Set exercise: Copy each line that contains the word "Variación".

[Collected data entries]
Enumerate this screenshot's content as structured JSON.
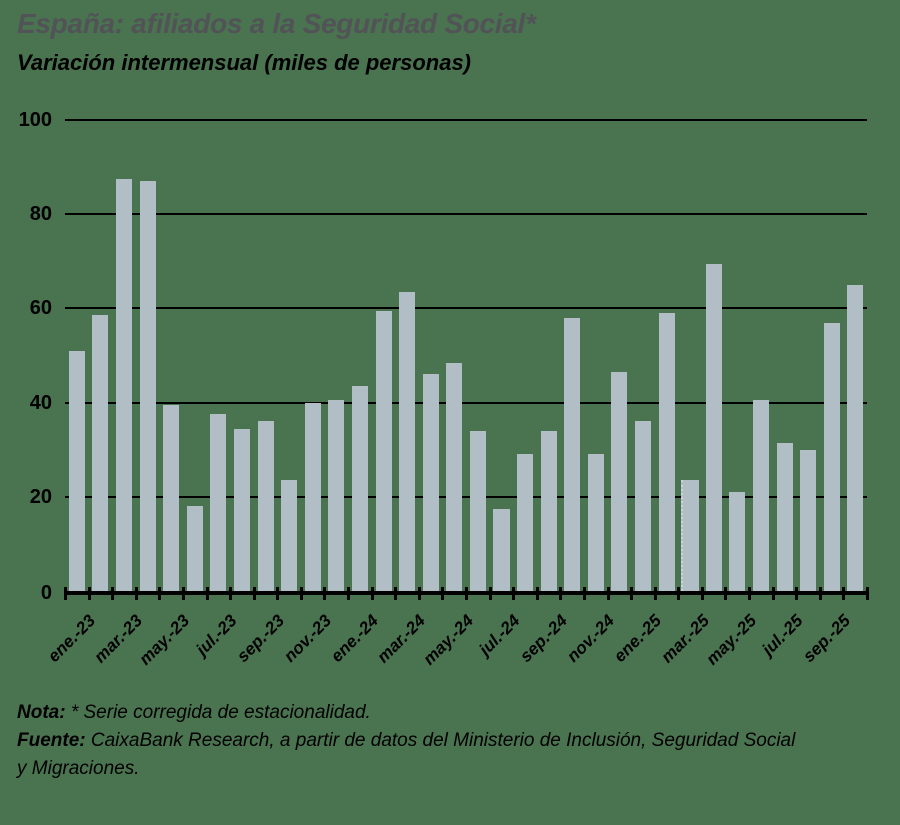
{
  "title": "España: afiliados a la Seguridad Social*",
  "subtitle": "Variación intermensual (miles de personas)",
  "footer": {
    "note_label": "Nota:",
    "note_text": " * Serie corregida de estacionalidad.",
    "source_label": "Fuente:",
    "source_text": " CaixaBank Research, a partir de datos del Ministerio de Inclusión, Seguridad Social",
    "source_text_line2": "y Migraciones."
  },
  "colors": {
    "background": "#4a7350",
    "bar": "#b2bec5",
    "title": "#525357",
    "axis": "#000000"
  },
  "chart_data": {
    "type": "bar",
    "title": "España: afiliados a la Seguridad Social*",
    "subtitle": "Variación intermensual (miles de personas)",
    "categories": [
      "ene.-23",
      "feb.-23",
      "mar.-23",
      "abr.-23",
      "may.-23",
      "jun.-23",
      "jul.-23",
      "ago.-23",
      "sep.-23",
      "oct.-23",
      "nov.-23",
      "dic.-23",
      "ene.-24",
      "feb.-24",
      "mar.-24",
      "abr.-24",
      "may.-24",
      "jun.-24",
      "jul.-24",
      "ago.-24",
      "sep.-24",
      "oct.-24",
      "nov.-24",
      "dic.-24",
      "ene.-25",
      "feb.-25",
      "mar.-25",
      "abr.-25",
      "may.-25",
      "jun.-25",
      "jul.-25",
      "ago.-25",
      "sep.-25",
      "oct.-25"
    ],
    "values": [
      51,
      58.5,
      87.5,
      87,
      39.5,
      18,
      37.5,
      34.5,
      36,
      23.5,
      40,
      40.5,
      43.5,
      59.5,
      63.5,
      46,
      48.5,
      34,
      17.5,
      29,
      34,
      58,
      29,
      46.5,
      36,
      59,
      23.5,
      69.5,
      21,
      40.5,
      31.5,
      30,
      57,
      65
    ],
    "x_tick_labels_shown": [
      "ene.-23",
      "mar.-23",
      "may.-23",
      "jul.-23",
      "sep.-23",
      "nov.-23",
      "ene.-24",
      "mar.-24",
      "may.-24",
      "jul.-24",
      "sep.-24",
      "nov.-24",
      "ene.-25",
      "mar.-25",
      "may.-25",
      "jul.-25",
      "sep.-25"
    ],
    "xlabel": "",
    "ylabel": "",
    "ylim": [
      0,
      100
    ],
    "y_ticks": [
      0,
      20,
      40,
      60,
      80,
      100
    ],
    "grid": "horizontal-behind-bars",
    "legend": "none",
    "bar_color": "#b2bec5",
    "dotted_left_edge_category": "mar.-25"
  }
}
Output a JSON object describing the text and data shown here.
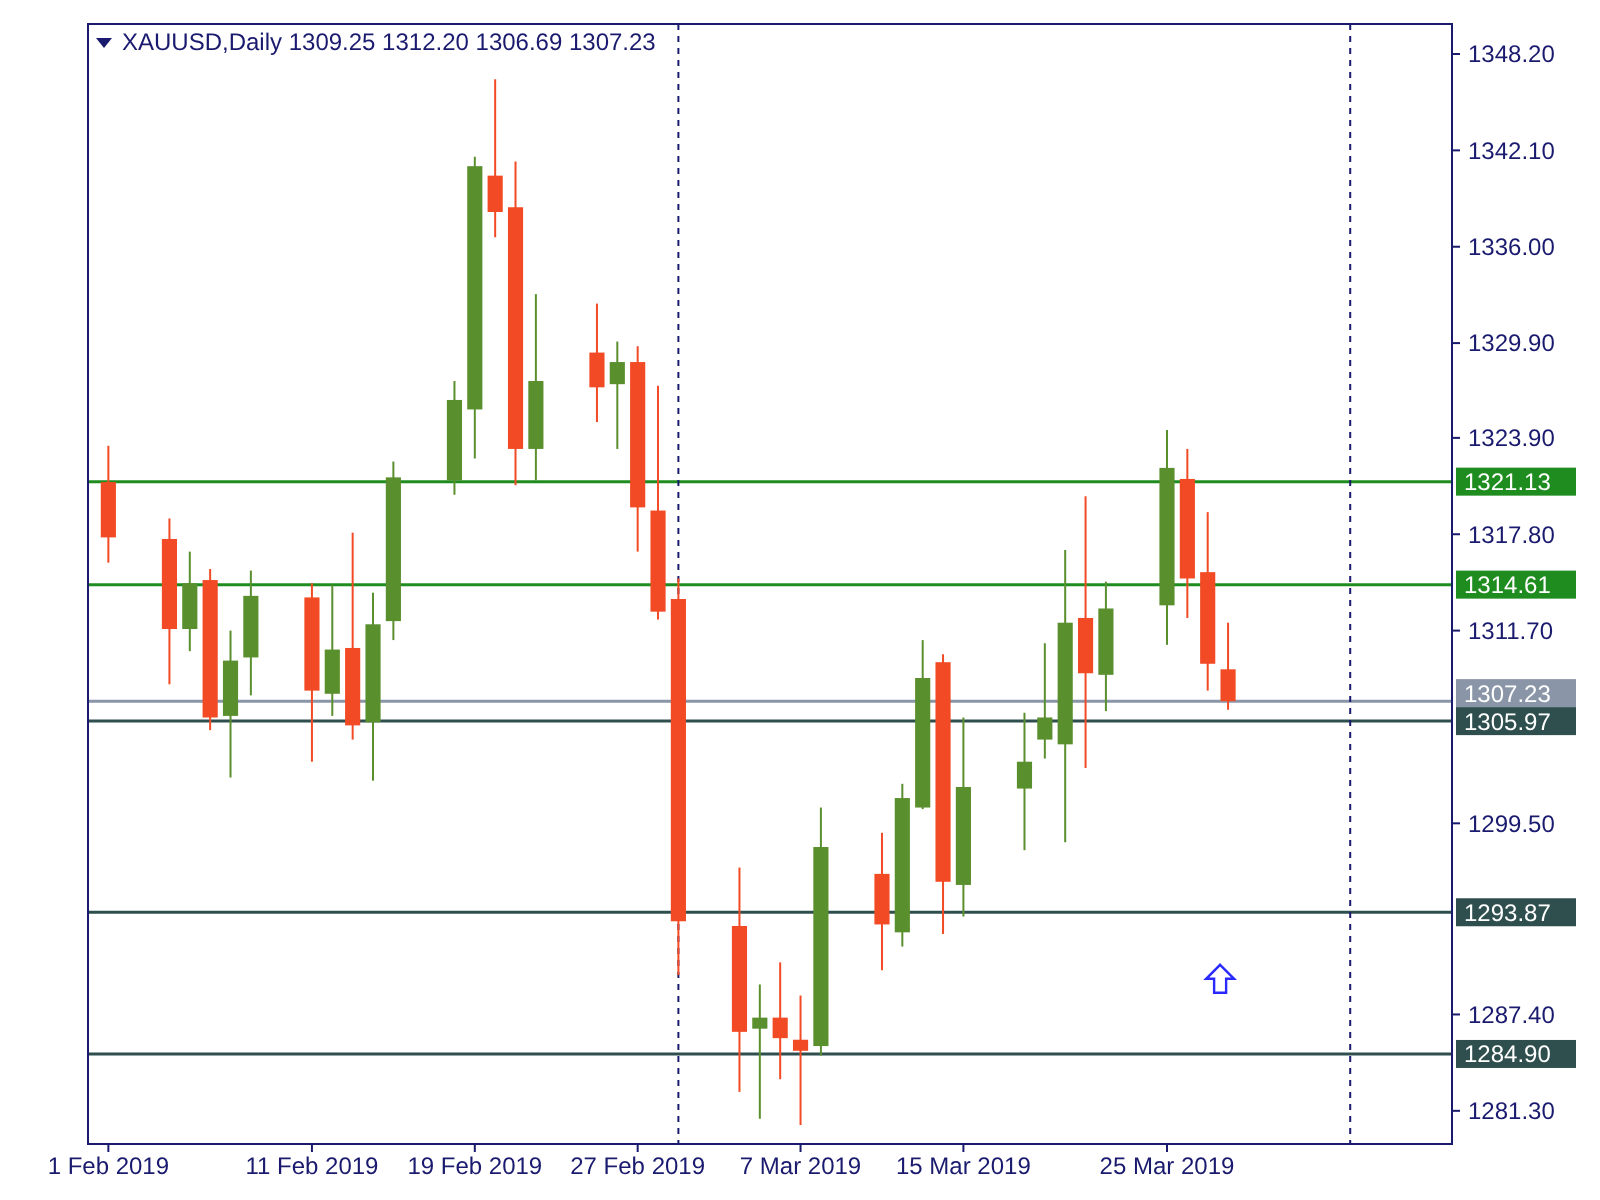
{
  "chart_data": {
    "type": "candlestick",
    "title": "XAUUSD,Daily 1309.25 1312.20 1306.69 1307.23",
    "x": [
      "2019-02-01",
      "2019-02-04",
      "2019-02-05",
      "2019-02-06",
      "2019-02-07",
      "2019-02-08",
      "2019-02-11",
      "2019-02-12",
      "2019-02-13",
      "2019-02-14",
      "2019-02-15",
      "2019-02-18",
      "2019-02-19",
      "2019-02-20",
      "2019-02-21",
      "2019-02-22",
      "2019-02-25",
      "2019-02-26",
      "2019-02-27",
      "2019-02-28",
      "2019-03-01",
      "2019-03-04",
      "2019-03-05",
      "2019-03-06",
      "2019-03-07",
      "2019-03-08",
      "2019-03-11",
      "2019-03-12",
      "2019-03-13",
      "2019-03-14",
      "2019-03-15",
      "2019-03-18",
      "2019-03-19",
      "2019-03-20",
      "2019-03-21",
      "2019-03-22",
      "2019-03-25",
      "2019-03-26",
      "2019-03-27",
      "2019-03-28"
    ],
    "ohlc": [
      [
        1321.1,
        1323.4,
        1316.0,
        1317.6
      ],
      [
        1317.5,
        1318.8,
        1308.3,
        1311.8
      ],
      [
        1311.8,
        1316.7,
        1310.4,
        1314.7
      ],
      [
        1314.9,
        1315.6,
        1305.4,
        1306.2
      ],
      [
        1306.3,
        1311.7,
        1302.4,
        1309.8
      ],
      [
        1310.0,
        1315.5,
        1307.6,
        1313.9
      ],
      [
        1313.8,
        1314.7,
        1303.4,
        1307.9
      ],
      [
        1307.7,
        1314.6,
        1306.3,
        1310.5
      ],
      [
        1310.6,
        1317.9,
        1304.8,
        1305.7
      ],
      [
        1305.9,
        1314.1,
        1302.2,
        1312.1
      ],
      [
        1312.3,
        1322.4,
        1311.1,
        1321.4
      ],
      [
        1321.2,
        1327.5,
        1320.3,
        1326.3
      ],
      [
        1325.7,
        1341.7,
        1322.6,
        1341.1
      ],
      [
        1340.5,
        1346.6,
        1336.6,
        1338.2
      ],
      [
        1338.5,
        1341.4,
        1320.9,
        1323.2
      ],
      [
        1323.2,
        1333.0,
        1321.2,
        1327.5
      ],
      [
        1329.3,
        1332.4,
        1324.9,
        1327.1
      ],
      [
        1327.3,
        1330.0,
        1323.2,
        1328.7
      ],
      [
        1328.7,
        1329.7,
        1316.7,
        1319.5
      ],
      [
        1319.3,
        1327.2,
        1312.4,
        1312.9
      ],
      [
        1313.7,
        1315.0,
        1289.9,
        1293.3
      ],
      [
        1293.0,
        1296.7,
        1282.5,
        1286.3
      ],
      [
        1286.5,
        1289.3,
        1280.8,
        1287.2
      ],
      [
        1287.2,
        1290.7,
        1283.3,
        1285.9
      ],
      [
        1285.8,
        1288.6,
        1280.4,
        1285.1
      ],
      [
        1285.4,
        1300.5,
        1284.8,
        1298.0
      ],
      [
        1296.3,
        1298.9,
        1290.2,
        1293.1
      ],
      [
        1292.6,
        1302.0,
        1291.7,
        1301.1
      ],
      [
        1300.5,
        1311.1,
        1300.4,
        1308.7
      ],
      [
        1309.7,
        1310.2,
        1292.5,
        1295.8
      ],
      [
        1295.6,
        1306.2,
        1293.6,
        1301.8
      ],
      [
        1301.7,
        1306.5,
        1297.8,
        1303.4
      ],
      [
        1304.8,
        1310.9,
        1303.6,
        1306.2
      ],
      [
        1304.5,
        1316.8,
        1298.3,
        1312.2
      ],
      [
        1312.5,
        1320.2,
        1303.0,
        1309.0
      ],
      [
        1308.9,
        1314.8,
        1306.6,
        1313.1
      ],
      [
        1313.3,
        1324.4,
        1310.8,
        1322.0
      ],
      [
        1321.3,
        1323.2,
        1312.5,
        1315.0
      ],
      [
        1315.4,
        1319.2,
        1307.9,
        1309.6
      ],
      [
        1309.25,
        1312.2,
        1306.69,
        1307.23
      ]
    ],
    "colors": [
      "#f24a24",
      "#f24a24",
      "#5a8f2e",
      "#f24a24",
      "#5a8f2e",
      "#5a8f2e",
      "#f24a24",
      "#5a8f2e",
      "#f24a24",
      "#5a8f2e",
      "#5a8f2e",
      "#5a8f2e",
      "#5a8f2e",
      "#f24a24",
      "#f24a24",
      "#5a8f2e",
      "#f24a24",
      "#5a8f2e",
      "#f24a24",
      "#f24a24",
      "#f24a24",
      "#f24a24",
      "#5a8f2e",
      "#f24a24",
      "#f24a24",
      "#5a8f2e",
      "#f24a24",
      "#5a8f2e",
      "#5a8f2e",
      "#f24a24",
      "#5a8f2e",
      "#5a8f2e",
      "#5a8f2e",
      "#5a8f2e",
      "#f24a24",
      "#5a8f2e",
      "#5a8f2e",
      "#f24a24",
      "#f24a24",
      "#f24a24"
    ],
    "xlim": [
      "2019-01-31",
      "2019-04-08"
    ],
    "xticks": [
      {
        "value": "2019-02-01",
        "label": "1 Feb 2019"
      },
      {
        "value": "2019-02-11",
        "label": "11 Feb 2019"
      },
      {
        "value": "2019-02-19",
        "label": "19 Feb 2019"
      },
      {
        "value": "2019-02-27",
        "label": "27 Feb 2019"
      },
      {
        "value": "2019-03-07",
        "label": "7 Mar 2019"
      },
      {
        "value": "2019-03-15",
        "label": "15 Mar 2019"
      },
      {
        "value": "2019-03-25",
        "label": "25 Mar 2019"
      }
    ],
    "ylim": [
      1279.2,
      1350.1
    ],
    "yticks": [
      {
        "value": 1348.2,
        "label": "1348.20"
      },
      {
        "value": 1342.1,
        "label": "1342.10"
      },
      {
        "value": 1336.0,
        "label": "1336.00"
      },
      {
        "value": 1329.9,
        "label": "1329.90"
      },
      {
        "value": 1323.9,
        "label": "1323.90"
      },
      {
        "value": 1317.8,
        "label": "1317.80"
      },
      {
        "value": 1311.7,
        "label": "1311.70"
      },
      {
        "value": 1299.5,
        "label": "1299.50"
      },
      {
        "value": 1287.4,
        "label": "1287.40"
      },
      {
        "value": 1281.3,
        "label": "1281.30"
      }
    ],
    "ref_lines": [
      {
        "axis": "y",
        "value": 1321.13,
        "label": "1321.13",
        "color": "#1e8c1e"
      },
      {
        "axis": "y",
        "value": 1314.61,
        "label": "1314.61",
        "color": "#1e8c1e"
      },
      {
        "axis": "y",
        "value": 1307.23,
        "label": "1307.23",
        "color": "#8a96a8"
      },
      {
        "axis": "y",
        "value": 1305.97,
        "label": "1305.97",
        "color": "#2f4f4f"
      },
      {
        "axis": "y",
        "value": 1293.87,
        "label": "1293.87",
        "color": "#2f4f4f"
      },
      {
        "axis": "y",
        "value": 1284.9,
        "label": "1284.90",
        "color": "#2f4f4f"
      },
      {
        "axis": "x",
        "value": "2019-03-01",
        "color": "#1a1a6e",
        "line_style": "dashed"
      },
      {
        "axis": "x",
        "value": "2019-04-03",
        "color": "#1a1a6e",
        "line_style": "dashed"
      }
    ],
    "grid": false
  }
}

Exercise answer:
  "subtitle": "Variación intermensual (miles de personas)",
    "subtitle": "Variación intermensual (miles de personas)",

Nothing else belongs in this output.